** START **
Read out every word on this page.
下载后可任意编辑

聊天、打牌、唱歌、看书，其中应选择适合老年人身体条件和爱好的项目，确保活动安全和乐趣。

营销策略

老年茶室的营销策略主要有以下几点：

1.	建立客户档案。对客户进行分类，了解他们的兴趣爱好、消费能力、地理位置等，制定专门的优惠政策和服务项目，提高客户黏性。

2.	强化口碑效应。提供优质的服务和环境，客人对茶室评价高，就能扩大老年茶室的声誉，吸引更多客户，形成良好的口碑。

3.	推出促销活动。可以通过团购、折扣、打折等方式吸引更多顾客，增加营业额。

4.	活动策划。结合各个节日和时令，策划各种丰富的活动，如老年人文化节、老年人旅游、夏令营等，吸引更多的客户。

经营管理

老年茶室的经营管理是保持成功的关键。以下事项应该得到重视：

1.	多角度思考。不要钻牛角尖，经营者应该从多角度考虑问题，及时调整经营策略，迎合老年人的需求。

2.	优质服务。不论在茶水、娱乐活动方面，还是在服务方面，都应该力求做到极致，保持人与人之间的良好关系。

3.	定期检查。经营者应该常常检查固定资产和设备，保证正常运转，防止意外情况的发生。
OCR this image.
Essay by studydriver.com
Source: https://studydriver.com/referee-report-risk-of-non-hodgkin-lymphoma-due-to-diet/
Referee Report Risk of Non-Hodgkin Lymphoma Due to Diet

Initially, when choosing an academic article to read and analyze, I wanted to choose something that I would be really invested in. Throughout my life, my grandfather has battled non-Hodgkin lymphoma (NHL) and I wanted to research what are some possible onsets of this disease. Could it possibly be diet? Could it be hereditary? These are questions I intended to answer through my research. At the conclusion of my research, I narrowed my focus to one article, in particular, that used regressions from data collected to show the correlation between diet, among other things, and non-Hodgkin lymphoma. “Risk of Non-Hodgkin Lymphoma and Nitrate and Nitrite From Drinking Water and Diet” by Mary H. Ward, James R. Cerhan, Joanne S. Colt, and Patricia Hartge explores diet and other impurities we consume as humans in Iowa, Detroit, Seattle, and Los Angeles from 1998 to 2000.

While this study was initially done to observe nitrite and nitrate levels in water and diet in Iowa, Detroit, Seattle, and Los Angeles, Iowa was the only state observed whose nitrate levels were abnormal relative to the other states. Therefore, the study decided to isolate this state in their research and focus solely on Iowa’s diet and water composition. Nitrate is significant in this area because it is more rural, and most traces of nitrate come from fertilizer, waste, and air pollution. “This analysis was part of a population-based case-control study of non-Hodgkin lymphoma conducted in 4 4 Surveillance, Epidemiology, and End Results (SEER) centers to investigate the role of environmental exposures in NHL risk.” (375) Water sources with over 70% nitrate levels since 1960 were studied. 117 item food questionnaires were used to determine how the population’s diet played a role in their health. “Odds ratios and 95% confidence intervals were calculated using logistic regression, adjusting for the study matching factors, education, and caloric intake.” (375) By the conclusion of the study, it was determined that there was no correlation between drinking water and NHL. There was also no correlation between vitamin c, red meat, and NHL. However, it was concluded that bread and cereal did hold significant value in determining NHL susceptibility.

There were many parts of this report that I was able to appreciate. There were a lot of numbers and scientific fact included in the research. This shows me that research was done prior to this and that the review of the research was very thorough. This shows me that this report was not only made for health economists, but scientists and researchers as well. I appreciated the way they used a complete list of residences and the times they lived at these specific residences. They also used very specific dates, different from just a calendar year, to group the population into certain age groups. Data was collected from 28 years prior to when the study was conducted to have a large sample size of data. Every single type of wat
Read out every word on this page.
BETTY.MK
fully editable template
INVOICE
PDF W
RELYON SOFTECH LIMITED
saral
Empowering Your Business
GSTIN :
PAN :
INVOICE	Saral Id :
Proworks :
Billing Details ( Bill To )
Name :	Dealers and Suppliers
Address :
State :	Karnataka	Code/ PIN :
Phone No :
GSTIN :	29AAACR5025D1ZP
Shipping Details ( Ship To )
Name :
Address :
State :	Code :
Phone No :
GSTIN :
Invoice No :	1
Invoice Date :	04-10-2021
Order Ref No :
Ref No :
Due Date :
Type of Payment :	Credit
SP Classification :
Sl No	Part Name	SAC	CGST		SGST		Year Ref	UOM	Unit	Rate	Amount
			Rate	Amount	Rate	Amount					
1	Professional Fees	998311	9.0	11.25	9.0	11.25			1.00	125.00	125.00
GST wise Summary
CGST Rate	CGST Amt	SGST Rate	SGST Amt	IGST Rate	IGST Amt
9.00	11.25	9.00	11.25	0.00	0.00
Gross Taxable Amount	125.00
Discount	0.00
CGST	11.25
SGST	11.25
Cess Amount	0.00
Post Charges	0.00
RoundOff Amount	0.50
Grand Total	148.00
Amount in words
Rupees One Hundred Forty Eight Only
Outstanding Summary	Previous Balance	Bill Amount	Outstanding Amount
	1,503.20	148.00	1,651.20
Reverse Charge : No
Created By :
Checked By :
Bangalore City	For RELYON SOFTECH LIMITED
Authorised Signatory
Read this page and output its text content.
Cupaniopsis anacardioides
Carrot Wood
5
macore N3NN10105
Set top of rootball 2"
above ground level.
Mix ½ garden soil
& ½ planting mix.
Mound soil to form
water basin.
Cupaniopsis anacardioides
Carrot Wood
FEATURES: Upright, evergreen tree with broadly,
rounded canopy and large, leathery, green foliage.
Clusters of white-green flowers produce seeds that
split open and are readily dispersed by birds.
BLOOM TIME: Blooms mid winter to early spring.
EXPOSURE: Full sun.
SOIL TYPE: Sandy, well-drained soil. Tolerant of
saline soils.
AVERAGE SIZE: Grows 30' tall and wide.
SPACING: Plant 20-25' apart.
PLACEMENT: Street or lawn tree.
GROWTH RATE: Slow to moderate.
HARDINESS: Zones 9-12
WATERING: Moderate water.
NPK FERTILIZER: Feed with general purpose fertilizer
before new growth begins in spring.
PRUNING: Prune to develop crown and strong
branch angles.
** END **
> **Stated goal**
Of the lines in this listing, how many contain "SGST"? Reply with the number and nothing more.

> **Solution to the problem**
3